RAW RECORDS
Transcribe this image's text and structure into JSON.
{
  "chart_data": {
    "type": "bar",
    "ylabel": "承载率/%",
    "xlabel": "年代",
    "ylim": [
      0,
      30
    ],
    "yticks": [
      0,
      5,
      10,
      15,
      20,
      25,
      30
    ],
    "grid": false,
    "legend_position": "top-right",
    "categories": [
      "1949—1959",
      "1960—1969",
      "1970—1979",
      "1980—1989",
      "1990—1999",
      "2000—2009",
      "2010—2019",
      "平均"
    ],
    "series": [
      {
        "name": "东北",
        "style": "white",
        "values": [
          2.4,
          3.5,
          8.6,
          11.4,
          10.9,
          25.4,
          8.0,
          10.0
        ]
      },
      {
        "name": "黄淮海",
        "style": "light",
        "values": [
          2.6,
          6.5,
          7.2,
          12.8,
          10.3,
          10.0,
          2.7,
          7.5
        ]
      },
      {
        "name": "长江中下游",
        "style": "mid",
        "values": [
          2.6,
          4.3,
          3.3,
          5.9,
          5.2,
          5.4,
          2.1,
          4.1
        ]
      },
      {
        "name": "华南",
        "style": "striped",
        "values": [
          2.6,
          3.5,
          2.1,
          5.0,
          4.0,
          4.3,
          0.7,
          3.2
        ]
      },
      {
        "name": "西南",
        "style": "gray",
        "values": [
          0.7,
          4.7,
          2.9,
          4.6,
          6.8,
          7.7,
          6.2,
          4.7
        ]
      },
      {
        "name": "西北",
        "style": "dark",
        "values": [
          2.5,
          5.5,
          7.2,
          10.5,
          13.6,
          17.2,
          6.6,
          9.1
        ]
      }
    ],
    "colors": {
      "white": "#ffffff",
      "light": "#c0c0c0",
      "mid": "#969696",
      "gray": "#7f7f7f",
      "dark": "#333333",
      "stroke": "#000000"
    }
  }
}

TASK TO COMPLETE
Find each line holding "style". Copy it out.

CORRECT RESULT
        "style": "white",
        "style": "light",
        "style": "mid",
        "style": "striped",
        "style": "gray",
        "style": "dark",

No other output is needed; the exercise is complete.